[SHORT TASK] Every record must be written out once more, with nothing added or omitted.

# start of SOURCE RECORDS

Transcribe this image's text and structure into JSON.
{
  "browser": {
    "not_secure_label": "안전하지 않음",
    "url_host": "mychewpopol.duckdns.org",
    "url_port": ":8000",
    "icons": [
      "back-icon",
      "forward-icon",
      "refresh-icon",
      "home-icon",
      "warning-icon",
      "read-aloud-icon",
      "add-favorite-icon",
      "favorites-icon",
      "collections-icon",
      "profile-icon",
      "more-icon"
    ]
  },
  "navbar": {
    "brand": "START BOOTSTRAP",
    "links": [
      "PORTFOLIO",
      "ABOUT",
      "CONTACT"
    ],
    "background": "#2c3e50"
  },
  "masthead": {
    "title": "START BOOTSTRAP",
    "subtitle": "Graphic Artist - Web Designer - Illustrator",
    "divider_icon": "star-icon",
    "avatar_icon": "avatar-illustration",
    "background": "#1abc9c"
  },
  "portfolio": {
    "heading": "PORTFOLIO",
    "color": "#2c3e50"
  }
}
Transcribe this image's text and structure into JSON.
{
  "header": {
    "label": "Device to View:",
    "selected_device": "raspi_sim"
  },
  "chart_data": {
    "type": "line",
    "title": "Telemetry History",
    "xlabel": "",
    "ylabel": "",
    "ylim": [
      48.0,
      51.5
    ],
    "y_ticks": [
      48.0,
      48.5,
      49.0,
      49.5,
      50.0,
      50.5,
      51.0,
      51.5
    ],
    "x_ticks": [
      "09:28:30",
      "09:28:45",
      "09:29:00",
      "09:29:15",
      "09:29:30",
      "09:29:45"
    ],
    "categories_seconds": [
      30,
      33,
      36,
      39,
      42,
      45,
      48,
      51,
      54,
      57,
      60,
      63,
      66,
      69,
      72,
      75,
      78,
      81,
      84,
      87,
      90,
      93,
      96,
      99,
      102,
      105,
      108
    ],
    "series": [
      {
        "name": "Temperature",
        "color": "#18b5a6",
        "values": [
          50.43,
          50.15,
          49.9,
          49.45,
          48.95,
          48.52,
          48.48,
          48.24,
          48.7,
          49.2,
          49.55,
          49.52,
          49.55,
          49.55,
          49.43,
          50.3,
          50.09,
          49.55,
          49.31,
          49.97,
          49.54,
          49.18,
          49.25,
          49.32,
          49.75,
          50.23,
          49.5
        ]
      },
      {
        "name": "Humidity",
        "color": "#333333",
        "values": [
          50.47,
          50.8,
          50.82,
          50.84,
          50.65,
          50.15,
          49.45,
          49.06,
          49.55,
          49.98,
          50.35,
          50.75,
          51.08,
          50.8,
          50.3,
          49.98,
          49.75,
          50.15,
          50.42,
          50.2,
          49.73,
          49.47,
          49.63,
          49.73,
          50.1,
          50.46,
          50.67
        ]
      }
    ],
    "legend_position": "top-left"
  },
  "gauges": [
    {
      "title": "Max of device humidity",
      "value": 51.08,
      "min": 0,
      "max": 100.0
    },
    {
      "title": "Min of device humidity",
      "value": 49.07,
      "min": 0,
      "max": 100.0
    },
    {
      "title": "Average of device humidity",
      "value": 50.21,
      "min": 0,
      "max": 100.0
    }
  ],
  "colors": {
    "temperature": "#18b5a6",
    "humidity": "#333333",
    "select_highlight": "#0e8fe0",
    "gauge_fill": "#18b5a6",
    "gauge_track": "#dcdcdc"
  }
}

# end of SOURCE RECORDS

[THE RESULT]
Transcribe this image's text and structure into JSON.
{
  "browser": {
    "not_secure_label": "안전하지 않음",
    "url_host": "mychewpopol.duckdns.org",
    "url_port": ":8000",
    "icons": [
      "back-icon",
      "forward-icon",
      "refresh-icon",
      "home-icon",
      "warning-icon",
      "read-aloud-icon",
      "add-favorite-icon",
      "favorites-icon",
      "collections-icon",
      "profile-icon",
      "more-icon"
    ]
  },
  "navbar": {
    "brand": "START BOOTSTRAP",
    "links": [
      "PORTFOLIO",
      "ABOUT",
      "CONTACT"
    ],
    "background": "#2c3e50"
  },
  "masthead": {
    "title": "START BOOTSTRAP",
    "subtitle": "Graphic Artist - Web Designer - Illustrator",
    "divider_icon": "star-icon",
    "avatar_icon": "avatar-illustration",
    "background": "#1abc9c"
  },
  "portfolio": {
    "heading": "PORTFOLIO",
    "color": "#2c3e50"
  }
}
Transcribe this image's text and structure into JSON.
{
  "header": {
    "label": "Device to View:",
    "selected_device": "raspi_sim"
  },
  "chart_data": {
    "type": "line",
    "title": "Telemetry History",
    "xlabel": "",
    "ylabel": "",
    "ylim": [
      48.0,
      51.5
    ],
    "y_ticks": [
      48.0,
      48.5,
      49.0,
      49.5,
      50.0,
      50.5,
      51.0,
      51.5
    ],
    "x_ticks": [
      "09:28:30",
      "09:28:45",
      "09:29:00",
      "09:29:15",
      "09:29:30",
      "09:29:45"
    ],
    "categories_seconds": [
      30,
      33,
      36,
      39,
      42,
      45,
      48,
      51,
      54,
      57,
      60,
      63,
      66,
      69,
      72,
      75,
      78,
      81,
      84,
      87,
      90,
      93,
      96,
      99,
      102,
      105,
      108
    ],
    "series": [
      {
        "name": "Temperature",
        "color": "#18b5a6",
        "values": [
          50.43,
          50.15,
          49.9,
          49.45,
          48.95,
          48.52,
          48.48,
          48.24,
          48.7,
          49.2,
          49.55,
          49.52,
          49.55,
          49.55,
          49.43,
          50.3,
          50.09,
          49.55,
          49.31,
          49.97,
          49.54,
          49.18,
          49.25,
          49.32,
          49.75,
          50.23,
          49.5
        ]
      },
      {
        "name": "Humidity",
        "color": "#333333",
        "values": [
          50.47,
          50.8,
          50.82,
          50.84,
          50.65,
          50.15,
          49.45,
          49.06,
          49.55,
          49.98,
          50.35,
          50.75,
          51.08,
          50.8,
          50.3,
          49.98,
          49.75,
          50.15,
          50.42,
          50.2,
          49.73,
          49.47,
          49.63,
          49.73,
          50.1,
          50.46,
          50.67
        ]
      }
    ],
    "legend_position": "top-left"
  },
  "gauges": [
    {
      "title": "Max of device humidity",
      "value": 51.08,
      "min": 0,
      "max": 100.0
    },
    {
      "title": "Min of device humidity",
      "value": 49.07,
      "min": 0,
      "max": 100.0
    },
    {
      "title": "Average of device humidity",
      "value": 50.21,
      "min": 0,
      "max": 100.0
    }
  ],
  "colors": {
    "temperature": "#18b5a6",
    "humidity": "#333333",
    "select_highlight": "#0e8fe0",
    "gauge_fill": "#18b5a6",
    "gauge_track": "#dcdcdc"
  }
}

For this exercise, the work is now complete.